The data:
>>

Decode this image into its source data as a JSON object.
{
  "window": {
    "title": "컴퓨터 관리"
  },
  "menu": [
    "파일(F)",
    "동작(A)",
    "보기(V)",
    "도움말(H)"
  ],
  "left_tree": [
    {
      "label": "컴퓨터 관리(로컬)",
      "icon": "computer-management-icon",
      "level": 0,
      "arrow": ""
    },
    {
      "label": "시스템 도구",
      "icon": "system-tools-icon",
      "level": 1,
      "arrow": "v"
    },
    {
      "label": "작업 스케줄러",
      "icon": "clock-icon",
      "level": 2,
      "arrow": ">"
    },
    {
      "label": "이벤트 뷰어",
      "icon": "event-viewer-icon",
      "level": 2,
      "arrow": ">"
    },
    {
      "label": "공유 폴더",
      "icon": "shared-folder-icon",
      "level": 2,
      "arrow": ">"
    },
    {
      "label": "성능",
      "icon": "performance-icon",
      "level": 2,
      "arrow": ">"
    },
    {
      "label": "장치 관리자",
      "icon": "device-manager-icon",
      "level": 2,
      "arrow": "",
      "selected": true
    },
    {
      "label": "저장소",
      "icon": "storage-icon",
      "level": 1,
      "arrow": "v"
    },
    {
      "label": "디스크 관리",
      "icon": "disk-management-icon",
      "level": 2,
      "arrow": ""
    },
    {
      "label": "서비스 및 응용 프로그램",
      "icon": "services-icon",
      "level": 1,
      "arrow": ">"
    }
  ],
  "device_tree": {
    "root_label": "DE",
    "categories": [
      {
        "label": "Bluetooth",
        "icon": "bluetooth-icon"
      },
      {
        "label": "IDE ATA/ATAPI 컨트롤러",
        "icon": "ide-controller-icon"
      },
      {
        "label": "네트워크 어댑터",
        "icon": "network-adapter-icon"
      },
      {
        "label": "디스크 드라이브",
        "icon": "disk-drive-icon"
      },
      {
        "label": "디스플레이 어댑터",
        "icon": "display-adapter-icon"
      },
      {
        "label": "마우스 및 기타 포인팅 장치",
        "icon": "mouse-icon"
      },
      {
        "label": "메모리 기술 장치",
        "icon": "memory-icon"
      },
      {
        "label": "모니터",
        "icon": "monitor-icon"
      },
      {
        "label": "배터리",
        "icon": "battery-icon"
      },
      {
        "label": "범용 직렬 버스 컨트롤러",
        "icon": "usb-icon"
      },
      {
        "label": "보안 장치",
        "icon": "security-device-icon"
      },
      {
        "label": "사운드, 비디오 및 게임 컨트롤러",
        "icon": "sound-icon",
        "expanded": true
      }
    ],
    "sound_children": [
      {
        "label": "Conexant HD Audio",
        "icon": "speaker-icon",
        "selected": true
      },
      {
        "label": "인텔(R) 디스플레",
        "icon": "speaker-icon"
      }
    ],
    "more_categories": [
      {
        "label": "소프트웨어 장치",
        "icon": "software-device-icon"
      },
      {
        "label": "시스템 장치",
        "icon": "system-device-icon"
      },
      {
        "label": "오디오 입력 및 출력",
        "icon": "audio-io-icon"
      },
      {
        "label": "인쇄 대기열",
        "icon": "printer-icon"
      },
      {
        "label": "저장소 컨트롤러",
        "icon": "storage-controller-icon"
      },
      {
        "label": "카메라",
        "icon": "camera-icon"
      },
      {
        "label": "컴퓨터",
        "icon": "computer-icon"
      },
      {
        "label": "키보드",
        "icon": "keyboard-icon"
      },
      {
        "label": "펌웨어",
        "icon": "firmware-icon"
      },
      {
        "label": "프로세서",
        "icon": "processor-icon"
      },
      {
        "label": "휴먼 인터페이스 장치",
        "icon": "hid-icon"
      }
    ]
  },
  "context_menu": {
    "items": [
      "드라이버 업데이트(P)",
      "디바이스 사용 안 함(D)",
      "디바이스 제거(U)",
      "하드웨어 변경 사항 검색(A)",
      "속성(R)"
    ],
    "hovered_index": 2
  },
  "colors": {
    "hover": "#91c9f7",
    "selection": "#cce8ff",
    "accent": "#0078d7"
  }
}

<<

What the task requires:
Show each line of the data that contains the string "true".

The solution:
      "selected": true
        "expanded": true
        "selected": true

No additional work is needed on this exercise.